SHORT TASK -
Every line that holds "pohledu" should be shown.

== RECORDED DATA

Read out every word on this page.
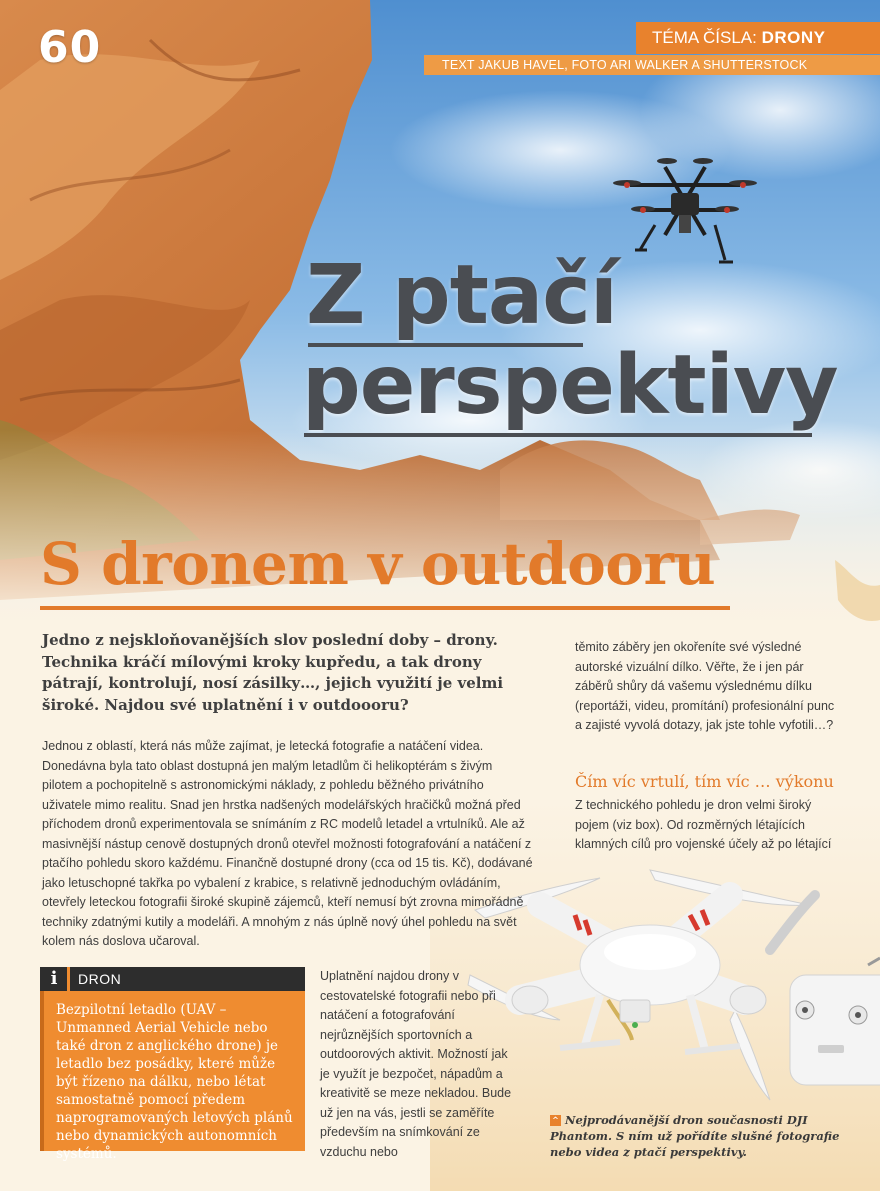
60	TÉMA ČÍSLA: DRONY
TEXT JAKUB HAVEL, FOTO ARI WALKER A SHUTTERSTOCK
Z ptačí
perspektivy
S dronem v outdooru
Jedno z nejskloňovanějších slov poslední doby – drony. Technika kráčí mílovými kroky kupředu, a tak drony pátrají, kontrolují, nosí zásilky…, jejich využití je velmi široké. Najdou své uplatnění i v outdoooru?
Jednou z oblastí, která nás může zajímat, je letecká fotografie a natáčení videa. Donedávna byla tato oblast dostupná jen malým letadlům či helikoptérám s živým pilotem a pochopitelně s astronomickými náklady, z pohledu běžného privátního uživatele mimo realitu. Snad jen hrstka nadšených modelářských hračičků možná před příchodem dronů experimentovala se snímáním z RC modelů letadel a vrtulníků. Ale až masivnější nástup cenově dostupných dronů otevřel možnosti fotografování a natáčení z ptačího pohledu skoro každému. Finančně dostupné drony (cca od 15 tis. Kč), dodávané jako letuschopné takřka po vybalení z krabice, s relativně jednoduchým ovládáním, otevřely leteckou fotografii široké skupině zájemců, kteří nemusí být zrovna mimořádně techniky zdatnými kutily a modeláři. A mnohým z nás úplně nový úhel pohledu na svět kolem nás doslova učaroval.
těmito záběry jen okořeníte své výsledné autorské vizuální dílko. Věřte, že i jen pár záběrů shůry dá vašemu výslednému dílku (reportáži, videu, promítání) profesionální punc a zajisté vyvolá dotazy, jak jste tohle vyfotili…?
Čím víc vrtulí, tím víc … výkonu
Z technického pohledu je dron velmi široký pojem (viz box). Od rozměrných létajících klamných cílů pro vojenské účely až po létající
Uplatnění najdou drony v cestovatelské fotografii nebo při natáčení a fotografování nejrůznějších sportovních a outdoorových aktivit. Možností jak je využít je bezpočet, nápadům a kreativitě se meze nekladou. Bude už jen na vás, jestli se zaměříte především na snímkování ze vzduchu nebo
i	DRON
Bezpilotní letadlo (UAV – Unmanned Aerial Vehicle nebo také dron z anglického drone) je letadlo bez posádky, které může být řízeno na dálku, nebo létat samostatně pomocí předem naprogramovaných letových plánů nebo dynamických autonomních systémů.
^ Nejprodávanější dron současnosti DJI Phantom. S ním už pořídíte slušné fotografie nebo videa z ptačí perspektivy.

====

REPLY -
Jednou z oblastí, která nás může zajímat, je letecká fotografie a natáčení videa. Donedávna byla tato oblast dostupná jen malým letadlům či helikoptérám s živým pilotem a pochopitelně s astronomickými náklady, z pohledu běžného privátního uživatele mimo realitu. Snad jen hrstka nadšených modelářských hračičků možná před příchodem dronů experimentovala se snímáním z RC modelů letadel a vrtulníků. Ale až masivnější nástup cenově dostupných dronů otevřel možnosti fotografování a natáčení z ptačího pohledu skoro každému. Finančně dostupné drony (cca od 15 tis. Kč), dodávané jako letuschopné takřka po vybalení z krabice, s relativně jednoduchým ovládáním, otevřely leteckou fotografii široké skupině zájemců, kteří nemusí být zrovna mimořádně techniky zdatnými kutily a modeláři. A mnohým z nás úplně nový úhel pohledu na svět kolem nás doslova učaroval.
Z technického pohledu je dron velmi široký pojem (viz box). Od rozměrných létajících klamných cílů pro vojenské účely až po létající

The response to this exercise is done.